• **Your instructions**
Read the lines below. Copy out any that hold the string "icon".

★ ★ ★

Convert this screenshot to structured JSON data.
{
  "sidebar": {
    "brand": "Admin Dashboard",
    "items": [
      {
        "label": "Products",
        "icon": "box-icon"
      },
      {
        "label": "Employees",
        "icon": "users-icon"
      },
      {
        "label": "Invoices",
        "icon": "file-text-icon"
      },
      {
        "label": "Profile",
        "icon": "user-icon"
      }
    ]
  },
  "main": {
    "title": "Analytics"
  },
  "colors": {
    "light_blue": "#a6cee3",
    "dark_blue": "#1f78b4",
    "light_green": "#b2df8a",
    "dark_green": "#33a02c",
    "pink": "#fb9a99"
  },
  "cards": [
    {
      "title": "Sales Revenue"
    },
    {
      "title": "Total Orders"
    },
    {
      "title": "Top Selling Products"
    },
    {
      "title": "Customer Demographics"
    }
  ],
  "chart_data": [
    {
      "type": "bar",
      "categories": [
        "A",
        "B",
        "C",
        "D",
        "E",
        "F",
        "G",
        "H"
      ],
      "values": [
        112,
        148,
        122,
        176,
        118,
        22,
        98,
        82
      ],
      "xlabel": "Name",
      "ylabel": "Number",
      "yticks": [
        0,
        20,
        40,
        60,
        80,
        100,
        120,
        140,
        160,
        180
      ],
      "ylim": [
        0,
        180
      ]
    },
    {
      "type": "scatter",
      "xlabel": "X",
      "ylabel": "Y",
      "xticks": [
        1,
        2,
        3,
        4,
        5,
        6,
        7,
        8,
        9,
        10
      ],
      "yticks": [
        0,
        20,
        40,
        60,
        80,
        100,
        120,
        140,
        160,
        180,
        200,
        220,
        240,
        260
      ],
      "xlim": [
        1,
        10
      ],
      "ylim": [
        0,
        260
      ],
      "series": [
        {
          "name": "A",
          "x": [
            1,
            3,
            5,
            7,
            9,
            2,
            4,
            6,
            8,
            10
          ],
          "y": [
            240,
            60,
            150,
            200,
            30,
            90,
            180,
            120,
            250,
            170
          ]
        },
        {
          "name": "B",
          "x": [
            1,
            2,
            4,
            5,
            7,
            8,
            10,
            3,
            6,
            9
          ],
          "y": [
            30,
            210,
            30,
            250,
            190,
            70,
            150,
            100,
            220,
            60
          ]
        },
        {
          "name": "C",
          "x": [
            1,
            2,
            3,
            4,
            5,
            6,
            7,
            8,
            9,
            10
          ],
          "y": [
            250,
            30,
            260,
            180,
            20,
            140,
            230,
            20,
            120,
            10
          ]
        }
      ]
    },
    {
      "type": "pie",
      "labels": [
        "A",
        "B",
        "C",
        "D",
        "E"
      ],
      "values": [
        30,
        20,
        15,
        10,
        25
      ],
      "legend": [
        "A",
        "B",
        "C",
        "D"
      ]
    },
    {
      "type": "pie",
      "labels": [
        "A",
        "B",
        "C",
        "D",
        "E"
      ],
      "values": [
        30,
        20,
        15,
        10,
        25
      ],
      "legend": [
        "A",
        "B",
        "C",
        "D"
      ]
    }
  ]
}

★ ★ ★

• **Written reply**
        "icon": "box-icon"
        "icon": "users-icon"
        "icon": "file-text-icon"
        "icon": "user-icon"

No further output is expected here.